TASK DETAILS> A line counts if it contains the word "heading" at least once. State how many such lines the records contain, giving the number alone.
>> start RECORDS PROVIDED
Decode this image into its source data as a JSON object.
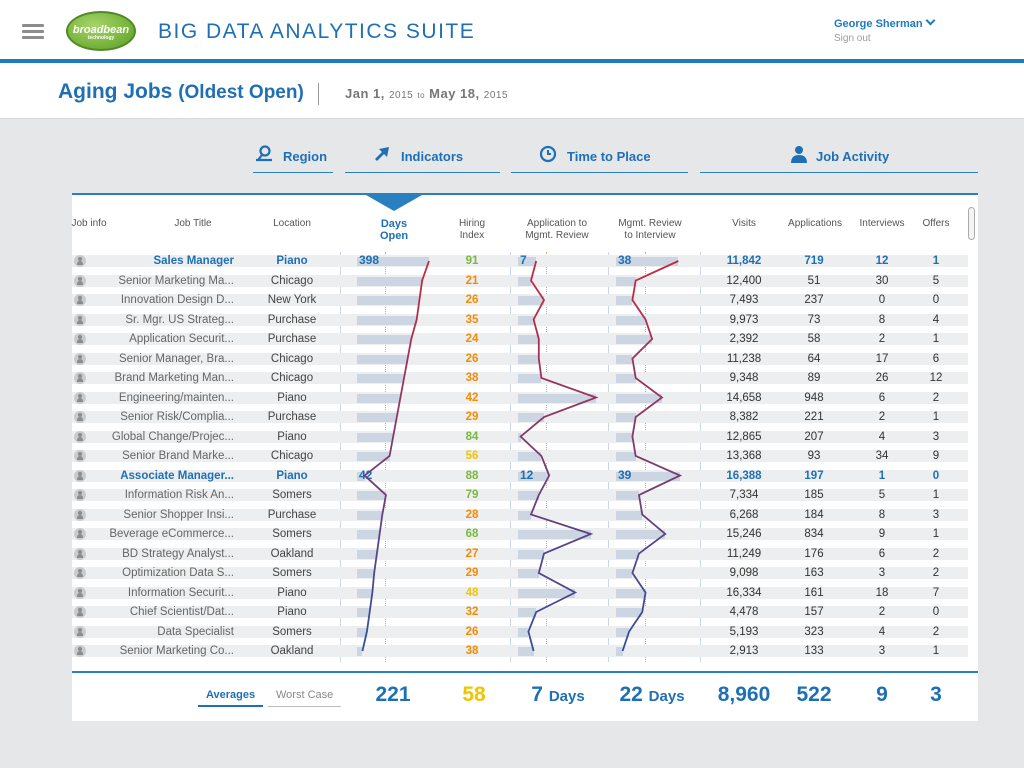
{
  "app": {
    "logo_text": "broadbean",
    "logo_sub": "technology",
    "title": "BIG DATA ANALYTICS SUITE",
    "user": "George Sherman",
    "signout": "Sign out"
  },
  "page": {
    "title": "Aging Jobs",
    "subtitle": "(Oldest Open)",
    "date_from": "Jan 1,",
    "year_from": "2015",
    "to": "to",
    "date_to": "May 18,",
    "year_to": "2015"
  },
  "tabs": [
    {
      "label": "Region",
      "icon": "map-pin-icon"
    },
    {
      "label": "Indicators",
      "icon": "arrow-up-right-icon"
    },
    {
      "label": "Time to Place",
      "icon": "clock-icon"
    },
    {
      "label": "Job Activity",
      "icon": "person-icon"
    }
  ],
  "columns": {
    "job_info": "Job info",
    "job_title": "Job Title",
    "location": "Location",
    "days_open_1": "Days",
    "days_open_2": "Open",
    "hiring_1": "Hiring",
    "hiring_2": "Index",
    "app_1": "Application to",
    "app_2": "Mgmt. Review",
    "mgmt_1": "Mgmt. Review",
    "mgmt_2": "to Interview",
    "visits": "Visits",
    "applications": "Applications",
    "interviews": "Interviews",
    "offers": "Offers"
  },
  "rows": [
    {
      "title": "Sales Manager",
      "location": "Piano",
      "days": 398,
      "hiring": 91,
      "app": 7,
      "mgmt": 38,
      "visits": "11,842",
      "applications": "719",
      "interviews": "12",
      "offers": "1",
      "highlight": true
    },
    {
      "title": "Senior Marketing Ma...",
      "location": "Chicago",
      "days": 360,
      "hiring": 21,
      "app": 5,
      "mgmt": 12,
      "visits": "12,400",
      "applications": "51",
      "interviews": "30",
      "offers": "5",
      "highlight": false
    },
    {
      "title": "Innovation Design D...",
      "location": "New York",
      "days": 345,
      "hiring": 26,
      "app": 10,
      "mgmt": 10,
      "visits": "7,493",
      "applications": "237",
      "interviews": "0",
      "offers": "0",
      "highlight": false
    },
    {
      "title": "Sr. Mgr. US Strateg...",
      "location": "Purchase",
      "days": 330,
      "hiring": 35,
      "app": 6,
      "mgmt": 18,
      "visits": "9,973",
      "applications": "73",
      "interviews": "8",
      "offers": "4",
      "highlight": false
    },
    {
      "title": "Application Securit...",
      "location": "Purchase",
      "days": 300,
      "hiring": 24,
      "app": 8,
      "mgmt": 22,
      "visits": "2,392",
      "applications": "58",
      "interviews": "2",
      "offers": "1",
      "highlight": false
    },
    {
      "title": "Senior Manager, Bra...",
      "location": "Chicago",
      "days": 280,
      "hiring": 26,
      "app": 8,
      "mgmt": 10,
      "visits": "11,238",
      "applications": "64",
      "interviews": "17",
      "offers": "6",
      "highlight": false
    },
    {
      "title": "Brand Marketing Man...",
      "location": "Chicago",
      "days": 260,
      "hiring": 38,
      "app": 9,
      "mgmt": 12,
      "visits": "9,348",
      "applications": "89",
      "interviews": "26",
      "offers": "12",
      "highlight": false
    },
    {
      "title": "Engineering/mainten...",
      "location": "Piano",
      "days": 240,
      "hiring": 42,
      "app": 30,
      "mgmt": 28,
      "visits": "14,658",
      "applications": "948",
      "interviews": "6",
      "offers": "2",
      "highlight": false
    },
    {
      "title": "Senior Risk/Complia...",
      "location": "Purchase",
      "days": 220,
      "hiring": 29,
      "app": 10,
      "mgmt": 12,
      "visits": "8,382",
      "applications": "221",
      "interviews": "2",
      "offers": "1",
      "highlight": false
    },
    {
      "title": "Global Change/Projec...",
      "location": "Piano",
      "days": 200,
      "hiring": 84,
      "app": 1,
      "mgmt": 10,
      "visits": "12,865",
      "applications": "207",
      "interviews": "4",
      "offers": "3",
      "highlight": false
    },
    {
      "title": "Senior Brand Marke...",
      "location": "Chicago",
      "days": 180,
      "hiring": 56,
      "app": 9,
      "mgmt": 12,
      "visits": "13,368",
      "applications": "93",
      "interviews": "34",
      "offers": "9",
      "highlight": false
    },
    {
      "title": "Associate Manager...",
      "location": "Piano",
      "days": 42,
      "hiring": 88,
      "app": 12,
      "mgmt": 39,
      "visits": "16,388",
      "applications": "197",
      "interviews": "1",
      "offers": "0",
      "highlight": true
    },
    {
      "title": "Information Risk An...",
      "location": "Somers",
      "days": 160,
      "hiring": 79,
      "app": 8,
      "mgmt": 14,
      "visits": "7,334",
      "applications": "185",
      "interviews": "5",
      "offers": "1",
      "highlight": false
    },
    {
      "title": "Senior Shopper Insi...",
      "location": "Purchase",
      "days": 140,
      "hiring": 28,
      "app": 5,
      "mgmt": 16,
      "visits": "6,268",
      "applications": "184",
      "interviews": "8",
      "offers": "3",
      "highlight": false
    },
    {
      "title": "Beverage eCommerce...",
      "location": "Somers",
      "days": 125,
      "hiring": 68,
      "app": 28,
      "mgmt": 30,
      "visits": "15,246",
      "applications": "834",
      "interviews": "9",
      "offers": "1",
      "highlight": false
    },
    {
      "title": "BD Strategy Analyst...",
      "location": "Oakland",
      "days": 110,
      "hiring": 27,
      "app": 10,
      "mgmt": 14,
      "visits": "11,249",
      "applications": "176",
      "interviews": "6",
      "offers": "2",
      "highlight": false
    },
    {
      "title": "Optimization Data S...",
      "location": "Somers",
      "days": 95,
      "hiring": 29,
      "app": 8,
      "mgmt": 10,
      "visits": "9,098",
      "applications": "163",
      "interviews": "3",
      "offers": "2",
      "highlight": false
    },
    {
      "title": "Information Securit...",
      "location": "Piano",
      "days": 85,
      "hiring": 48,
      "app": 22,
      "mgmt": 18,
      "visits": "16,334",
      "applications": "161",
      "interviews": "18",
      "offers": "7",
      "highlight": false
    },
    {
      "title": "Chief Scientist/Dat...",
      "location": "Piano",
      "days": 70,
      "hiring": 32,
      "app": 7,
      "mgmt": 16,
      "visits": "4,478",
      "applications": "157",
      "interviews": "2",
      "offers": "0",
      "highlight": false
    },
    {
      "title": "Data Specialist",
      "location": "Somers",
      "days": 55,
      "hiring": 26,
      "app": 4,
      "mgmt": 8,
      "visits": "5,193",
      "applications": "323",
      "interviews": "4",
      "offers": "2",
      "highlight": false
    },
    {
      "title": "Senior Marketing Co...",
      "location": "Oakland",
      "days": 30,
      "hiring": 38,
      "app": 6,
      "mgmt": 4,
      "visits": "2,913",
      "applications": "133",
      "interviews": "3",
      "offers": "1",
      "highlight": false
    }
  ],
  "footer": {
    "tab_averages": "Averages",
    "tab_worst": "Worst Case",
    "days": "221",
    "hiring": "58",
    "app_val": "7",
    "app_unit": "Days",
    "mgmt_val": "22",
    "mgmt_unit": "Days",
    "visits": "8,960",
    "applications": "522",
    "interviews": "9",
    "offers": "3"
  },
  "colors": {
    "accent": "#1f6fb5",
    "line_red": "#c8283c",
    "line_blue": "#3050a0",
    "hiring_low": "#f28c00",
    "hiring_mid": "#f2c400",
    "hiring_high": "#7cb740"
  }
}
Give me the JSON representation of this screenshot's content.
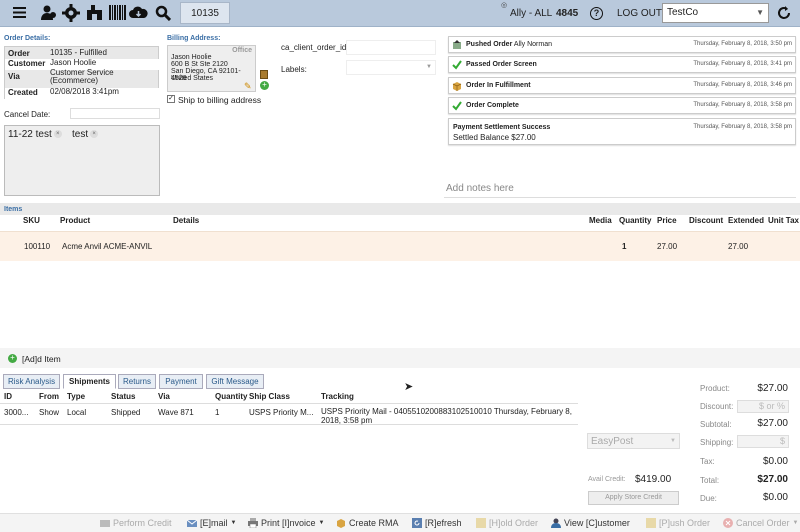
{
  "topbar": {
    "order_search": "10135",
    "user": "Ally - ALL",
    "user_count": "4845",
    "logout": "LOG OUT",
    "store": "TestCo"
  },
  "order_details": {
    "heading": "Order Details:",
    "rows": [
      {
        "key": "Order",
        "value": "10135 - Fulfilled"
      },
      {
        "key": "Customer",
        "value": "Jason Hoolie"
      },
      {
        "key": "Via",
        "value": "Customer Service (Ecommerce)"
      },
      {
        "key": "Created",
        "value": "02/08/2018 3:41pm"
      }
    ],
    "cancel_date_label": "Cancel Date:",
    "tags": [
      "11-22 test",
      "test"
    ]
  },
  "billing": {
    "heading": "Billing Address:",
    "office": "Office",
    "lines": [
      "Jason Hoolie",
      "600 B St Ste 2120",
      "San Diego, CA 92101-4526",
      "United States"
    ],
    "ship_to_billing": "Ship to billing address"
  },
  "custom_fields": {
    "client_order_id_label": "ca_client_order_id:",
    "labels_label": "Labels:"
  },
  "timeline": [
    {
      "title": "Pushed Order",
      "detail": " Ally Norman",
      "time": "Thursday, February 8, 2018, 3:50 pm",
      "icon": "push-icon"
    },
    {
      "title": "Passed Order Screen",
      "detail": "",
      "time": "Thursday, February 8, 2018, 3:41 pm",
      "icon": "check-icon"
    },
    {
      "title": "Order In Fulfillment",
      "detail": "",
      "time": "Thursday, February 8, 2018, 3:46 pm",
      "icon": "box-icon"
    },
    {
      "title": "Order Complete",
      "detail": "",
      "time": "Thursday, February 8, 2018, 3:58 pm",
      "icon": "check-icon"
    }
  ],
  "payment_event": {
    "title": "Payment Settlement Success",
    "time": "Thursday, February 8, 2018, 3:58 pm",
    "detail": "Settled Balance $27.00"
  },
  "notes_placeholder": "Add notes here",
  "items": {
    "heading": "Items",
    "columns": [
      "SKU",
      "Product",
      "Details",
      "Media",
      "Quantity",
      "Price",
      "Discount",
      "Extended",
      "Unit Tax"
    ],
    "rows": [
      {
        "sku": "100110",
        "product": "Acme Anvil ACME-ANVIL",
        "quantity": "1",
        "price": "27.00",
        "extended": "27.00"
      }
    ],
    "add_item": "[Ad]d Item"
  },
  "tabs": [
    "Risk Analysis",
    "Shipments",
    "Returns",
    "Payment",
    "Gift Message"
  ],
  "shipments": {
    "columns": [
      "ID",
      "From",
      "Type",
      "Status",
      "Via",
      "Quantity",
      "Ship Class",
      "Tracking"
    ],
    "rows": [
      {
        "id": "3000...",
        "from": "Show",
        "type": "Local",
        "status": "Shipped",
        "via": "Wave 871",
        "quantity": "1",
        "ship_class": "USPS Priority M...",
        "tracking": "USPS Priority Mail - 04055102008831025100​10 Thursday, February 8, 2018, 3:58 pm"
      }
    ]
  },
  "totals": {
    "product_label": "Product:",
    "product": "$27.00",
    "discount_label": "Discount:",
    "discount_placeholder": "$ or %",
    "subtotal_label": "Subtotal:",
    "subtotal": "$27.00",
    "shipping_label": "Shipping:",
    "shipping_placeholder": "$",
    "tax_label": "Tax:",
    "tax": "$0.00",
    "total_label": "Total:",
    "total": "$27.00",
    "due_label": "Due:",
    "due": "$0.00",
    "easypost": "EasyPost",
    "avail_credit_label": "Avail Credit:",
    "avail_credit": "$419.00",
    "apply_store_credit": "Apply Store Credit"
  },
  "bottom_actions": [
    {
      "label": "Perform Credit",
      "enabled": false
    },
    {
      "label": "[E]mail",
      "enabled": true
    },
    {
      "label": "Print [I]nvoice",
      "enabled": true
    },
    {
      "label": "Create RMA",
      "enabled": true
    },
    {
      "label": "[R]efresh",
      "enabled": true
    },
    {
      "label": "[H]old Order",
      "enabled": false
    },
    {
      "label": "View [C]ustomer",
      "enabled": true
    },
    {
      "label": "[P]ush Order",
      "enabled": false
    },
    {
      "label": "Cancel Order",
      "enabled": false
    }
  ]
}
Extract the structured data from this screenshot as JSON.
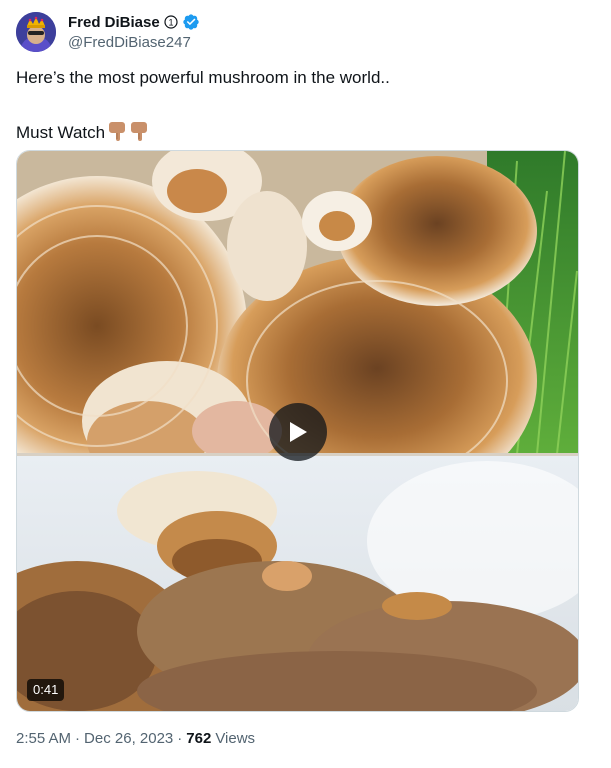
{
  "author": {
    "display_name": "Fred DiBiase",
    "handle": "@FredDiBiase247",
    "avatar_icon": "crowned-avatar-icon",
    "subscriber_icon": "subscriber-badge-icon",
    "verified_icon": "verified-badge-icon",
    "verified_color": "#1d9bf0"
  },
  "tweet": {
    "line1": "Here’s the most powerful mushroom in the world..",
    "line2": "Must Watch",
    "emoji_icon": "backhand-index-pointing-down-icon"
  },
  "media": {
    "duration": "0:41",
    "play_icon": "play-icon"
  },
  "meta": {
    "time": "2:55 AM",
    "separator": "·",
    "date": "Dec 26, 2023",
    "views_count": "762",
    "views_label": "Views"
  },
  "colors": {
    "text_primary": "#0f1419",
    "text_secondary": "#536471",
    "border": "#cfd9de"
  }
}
>> end RECORDS PROVIDED
CORRECT ANSWER> 3